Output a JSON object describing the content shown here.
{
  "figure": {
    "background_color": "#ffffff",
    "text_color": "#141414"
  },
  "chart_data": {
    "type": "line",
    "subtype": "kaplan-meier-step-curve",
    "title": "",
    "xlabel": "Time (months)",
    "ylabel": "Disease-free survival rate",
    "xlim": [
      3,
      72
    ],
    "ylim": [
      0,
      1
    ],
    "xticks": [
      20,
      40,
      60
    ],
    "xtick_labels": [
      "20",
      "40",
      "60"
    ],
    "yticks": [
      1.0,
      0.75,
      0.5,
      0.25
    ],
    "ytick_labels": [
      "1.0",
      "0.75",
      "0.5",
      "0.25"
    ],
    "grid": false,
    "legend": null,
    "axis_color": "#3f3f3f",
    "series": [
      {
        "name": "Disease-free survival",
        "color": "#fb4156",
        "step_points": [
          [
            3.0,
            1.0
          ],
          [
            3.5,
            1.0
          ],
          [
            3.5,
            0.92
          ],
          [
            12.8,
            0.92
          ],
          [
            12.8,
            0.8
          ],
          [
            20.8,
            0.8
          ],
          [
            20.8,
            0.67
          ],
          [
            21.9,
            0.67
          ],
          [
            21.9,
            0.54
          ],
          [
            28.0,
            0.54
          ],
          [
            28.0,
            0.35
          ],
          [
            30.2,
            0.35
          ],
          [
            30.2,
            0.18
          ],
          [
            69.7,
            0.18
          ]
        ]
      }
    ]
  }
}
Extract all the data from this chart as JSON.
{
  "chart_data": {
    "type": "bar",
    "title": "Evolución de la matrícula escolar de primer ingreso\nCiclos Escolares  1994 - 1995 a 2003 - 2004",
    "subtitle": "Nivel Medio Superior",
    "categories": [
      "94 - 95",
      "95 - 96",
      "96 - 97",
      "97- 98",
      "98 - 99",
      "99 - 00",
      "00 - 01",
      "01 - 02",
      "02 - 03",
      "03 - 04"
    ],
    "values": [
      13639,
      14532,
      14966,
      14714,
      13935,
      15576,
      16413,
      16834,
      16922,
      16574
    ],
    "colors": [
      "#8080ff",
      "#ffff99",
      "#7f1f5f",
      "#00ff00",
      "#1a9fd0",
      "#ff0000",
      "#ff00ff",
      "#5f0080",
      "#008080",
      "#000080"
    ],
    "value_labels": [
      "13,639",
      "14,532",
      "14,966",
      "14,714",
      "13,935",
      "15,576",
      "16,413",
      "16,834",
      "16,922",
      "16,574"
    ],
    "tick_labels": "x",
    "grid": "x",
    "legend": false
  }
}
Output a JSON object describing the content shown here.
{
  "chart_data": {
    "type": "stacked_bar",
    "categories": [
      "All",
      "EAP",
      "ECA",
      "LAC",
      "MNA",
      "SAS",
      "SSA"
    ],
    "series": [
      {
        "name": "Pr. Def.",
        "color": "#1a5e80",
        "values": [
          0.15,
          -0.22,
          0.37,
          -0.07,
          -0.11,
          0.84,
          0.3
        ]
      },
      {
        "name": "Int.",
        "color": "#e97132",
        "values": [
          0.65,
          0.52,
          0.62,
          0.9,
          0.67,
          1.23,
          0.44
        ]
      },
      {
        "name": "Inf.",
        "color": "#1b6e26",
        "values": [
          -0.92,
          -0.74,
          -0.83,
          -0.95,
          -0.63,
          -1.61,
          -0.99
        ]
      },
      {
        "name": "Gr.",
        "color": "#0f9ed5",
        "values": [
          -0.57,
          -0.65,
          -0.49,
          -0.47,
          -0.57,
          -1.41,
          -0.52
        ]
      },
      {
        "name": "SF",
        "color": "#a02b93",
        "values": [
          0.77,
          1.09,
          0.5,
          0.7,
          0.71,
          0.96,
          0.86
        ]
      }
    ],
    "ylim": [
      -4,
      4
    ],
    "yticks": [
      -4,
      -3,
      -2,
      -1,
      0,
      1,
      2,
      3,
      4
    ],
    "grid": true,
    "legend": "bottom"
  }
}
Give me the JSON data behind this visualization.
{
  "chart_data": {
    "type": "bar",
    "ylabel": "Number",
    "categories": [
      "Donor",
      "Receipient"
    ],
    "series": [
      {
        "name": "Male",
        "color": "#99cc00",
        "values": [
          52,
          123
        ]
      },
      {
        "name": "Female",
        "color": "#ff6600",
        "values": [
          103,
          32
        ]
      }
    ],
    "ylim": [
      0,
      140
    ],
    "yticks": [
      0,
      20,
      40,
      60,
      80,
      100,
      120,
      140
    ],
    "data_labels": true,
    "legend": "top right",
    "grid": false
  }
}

----------

• _INSTRUCTIONS FOR THE TASK_:
Print every record above exactly as written.

• _ANSWER TO THIS TASK_:
Output a JSON object describing the content shown here.
{
  "figure": {
    "background_color": "#ffffff",
    "text_color": "#141414"
  },
  "chart_data": {
    "type": "line",
    "subtype": "kaplan-meier-step-curve",
    "title": "",
    "xlabel": "Time (months)",
    "ylabel": "Disease-free survival rate",
    "xlim": [
      3,
      72
    ],
    "ylim": [
      0,
      1
    ],
    "xticks": [
      20,
      40,
      60
    ],
    "xtick_labels": [
      "20",
      "40",
      "60"
    ],
    "yticks": [
      1.0,
      0.75,
      0.5,
      0.25
    ],
    "ytick_labels": [
      "1.0",
      "0.75",
      "0.5",
      "0.25"
    ],
    "grid": false,
    "legend": null,
    "axis_color": "#3f3f3f",
    "series": [
      {
        "name": "Disease-free survival",
        "color": "#fb4156",
        "step_points": [
          [
            3.0,
            1.0
          ],
          [
            3.5,
            1.0
          ],
          [
            3.5,
            0.92
          ],
          [
            12.8,
            0.92
          ],
          [
            12.8,
            0.8
          ],
          [
            20.8,
            0.8
          ],
          [
            20.8,
            0.67
          ],
          [
            21.9,
            0.67
          ],
          [
            21.9,
            0.54
          ],
          [
            28.0,
            0.54
          ],
          [
            28.0,
            0.35
          ],
          [
            30.2,
            0.35
          ],
          [
            30.2,
            0.18
          ],
          [
            69.7,
            0.18
          ]
        ]
      }
    ]
  }
}
Extract all the data from this chart as JSON.
{
  "chart_data": {
    "type": "bar",
    "title": "Evolución de la matrícula escolar de primer ingreso\nCiclos Escolares  1994 - 1995 a 2003 - 2004",
    "subtitle": "Nivel Medio Superior",
    "categories": [
      "94 - 95",
      "95 - 96",
      "96 - 97",
      "97- 98",
      "98 - 99",
      "99 - 00",
      "00 - 01",
      "01 - 02",
      "02 - 03",
      "03 - 04"
    ],
    "values": [
      13639,
      14532,
      14966,
      14714,
      13935,
      15576,
      16413,
      16834,
      16922,
      16574
    ],
    "colors": [
      "#8080ff",
      "#ffff99",
      "#7f1f5f",
      "#00ff00",
      "#1a9fd0",
      "#ff0000",
      "#ff00ff",
      "#5f0080",
      "#008080",
      "#000080"
    ],
    "value_labels": [
      "13,639",
      "14,532",
      "14,966",
      "14,714",
      "13,935",
      "15,576",
      "16,413",
      "16,834",
      "16,922",
      "16,574"
    ],
    "tick_labels": "x",
    "grid": "x",
    "legend": false
  }
}
Output a JSON object describing the content shown here.
{
  "chart_data": {
    "type": "stacked_bar",
    "categories": [
      "All",
      "EAP",
      "ECA",
      "LAC",
      "MNA",
      "SAS",
      "SSA"
    ],
    "series": [
      {
        "name": "Pr. Def.",
        "color": "#1a5e80",
        "values": [
          0.15,
          -0.22,
          0.37,
          -0.07,
          -0.11,
          0.84,
          0.3
        ]
      },
      {
        "name": "Int.",
        "color": "#e97132",
        "values": [
          0.65,
          0.52,
          0.62,
          0.9,
          0.67,
          1.23,
          0.44
        ]
      },
      {
        "name": "Inf.",
        "color": "#1b6e26",
        "values": [
          -0.92,
          -0.74,
          -0.83,
          -0.95,
          -0.63,
          -1.61,
          -0.99
        ]
      },
      {
        "name": "Gr.",
        "color": "#0f9ed5",
        "values": [
          -0.57,
          -0.65,
          -0.49,
          -0.47,
          -0.57,
          -1.41,
          -0.52
        ]
      },
      {
        "name": "SF",
        "color": "#a02b93",
        "values": [
          0.77,
          1.09,
          0.5,
          0.7,
          0.71,
          0.96,
          0.86
        ]
      }
    ],
    "ylim": [
      -4,
      4
    ],
    "yticks": [
      -4,
      -3,
      -2,
      -1,
      0,
      1,
      2,
      3,
      4
    ],
    "grid": true,
    "legend": "bottom"
  }
}
Give me the JSON data behind this visualization.
{
  "chart_data": {
    "type": "bar",
    "ylabel": "Number",
    "categories": [
      "Donor",
      "Receipient"
    ],
    "series": [
      {
        "name": "Male",
        "color": "#99cc00",
        "values": [
          52,
          123
        ]
      },
      {
        "name": "Female",
        "color": "#ff6600",
        "values": [
          103,
          32
        ]
      }
    ],
    "ylim": [
      0,
      140
    ],
    "yticks": [
      0,
      20,
      40,
      60,
      80,
      100,
      120,
      140
    ],
    "data_labels": true,
    "legend": "top right",
    "grid": false
  }
}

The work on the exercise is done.